The request
Output nothing but the number of lines that include the word "JSON".

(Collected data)
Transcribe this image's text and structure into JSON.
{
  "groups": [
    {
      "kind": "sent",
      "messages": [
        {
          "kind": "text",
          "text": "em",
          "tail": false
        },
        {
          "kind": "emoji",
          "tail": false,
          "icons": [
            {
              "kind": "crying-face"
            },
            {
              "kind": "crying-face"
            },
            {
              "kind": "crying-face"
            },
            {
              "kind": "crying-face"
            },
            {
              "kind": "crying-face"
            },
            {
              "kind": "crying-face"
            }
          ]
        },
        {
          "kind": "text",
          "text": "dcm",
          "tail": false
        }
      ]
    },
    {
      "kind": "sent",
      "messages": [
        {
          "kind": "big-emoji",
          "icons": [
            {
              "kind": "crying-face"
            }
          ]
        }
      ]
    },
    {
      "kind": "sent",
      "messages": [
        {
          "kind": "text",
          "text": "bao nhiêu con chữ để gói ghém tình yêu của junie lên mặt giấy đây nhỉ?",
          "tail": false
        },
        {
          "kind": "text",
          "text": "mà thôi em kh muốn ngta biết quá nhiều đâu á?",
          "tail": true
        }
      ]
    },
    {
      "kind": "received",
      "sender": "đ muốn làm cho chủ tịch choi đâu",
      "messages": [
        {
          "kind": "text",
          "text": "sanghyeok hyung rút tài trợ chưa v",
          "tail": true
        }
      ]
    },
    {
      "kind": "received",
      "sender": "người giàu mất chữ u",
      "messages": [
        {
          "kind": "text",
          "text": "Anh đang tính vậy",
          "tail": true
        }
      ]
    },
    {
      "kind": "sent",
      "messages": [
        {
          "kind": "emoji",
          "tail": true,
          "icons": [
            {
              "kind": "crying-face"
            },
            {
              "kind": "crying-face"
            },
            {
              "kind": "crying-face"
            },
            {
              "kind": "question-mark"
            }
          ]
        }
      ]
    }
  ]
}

...

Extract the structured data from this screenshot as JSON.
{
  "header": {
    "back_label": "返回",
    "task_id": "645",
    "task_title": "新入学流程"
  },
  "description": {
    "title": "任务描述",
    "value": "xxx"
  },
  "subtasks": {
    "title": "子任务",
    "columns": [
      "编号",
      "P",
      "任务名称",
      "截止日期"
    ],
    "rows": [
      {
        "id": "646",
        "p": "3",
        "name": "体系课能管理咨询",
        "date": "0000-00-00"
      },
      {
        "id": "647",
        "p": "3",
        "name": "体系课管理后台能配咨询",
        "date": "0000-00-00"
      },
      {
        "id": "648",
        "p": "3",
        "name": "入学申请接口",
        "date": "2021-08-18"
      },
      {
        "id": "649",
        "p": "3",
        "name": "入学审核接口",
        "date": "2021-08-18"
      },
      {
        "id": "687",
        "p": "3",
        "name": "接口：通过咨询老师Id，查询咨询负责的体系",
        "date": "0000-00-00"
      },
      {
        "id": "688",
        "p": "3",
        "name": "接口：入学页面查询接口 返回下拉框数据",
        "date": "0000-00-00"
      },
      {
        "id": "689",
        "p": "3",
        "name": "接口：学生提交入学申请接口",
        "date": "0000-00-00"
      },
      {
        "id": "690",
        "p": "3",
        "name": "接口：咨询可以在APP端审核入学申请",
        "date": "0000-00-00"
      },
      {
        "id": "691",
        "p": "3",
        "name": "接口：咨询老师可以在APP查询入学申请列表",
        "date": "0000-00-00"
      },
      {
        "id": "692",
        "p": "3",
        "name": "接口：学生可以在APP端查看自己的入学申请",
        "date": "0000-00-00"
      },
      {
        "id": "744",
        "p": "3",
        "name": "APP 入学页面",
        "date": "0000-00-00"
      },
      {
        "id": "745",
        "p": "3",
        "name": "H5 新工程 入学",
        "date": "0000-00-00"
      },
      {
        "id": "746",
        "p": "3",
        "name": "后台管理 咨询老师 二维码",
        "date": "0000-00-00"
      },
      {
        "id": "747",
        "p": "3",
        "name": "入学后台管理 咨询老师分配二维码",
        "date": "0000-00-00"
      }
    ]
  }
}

Solution to the problem
2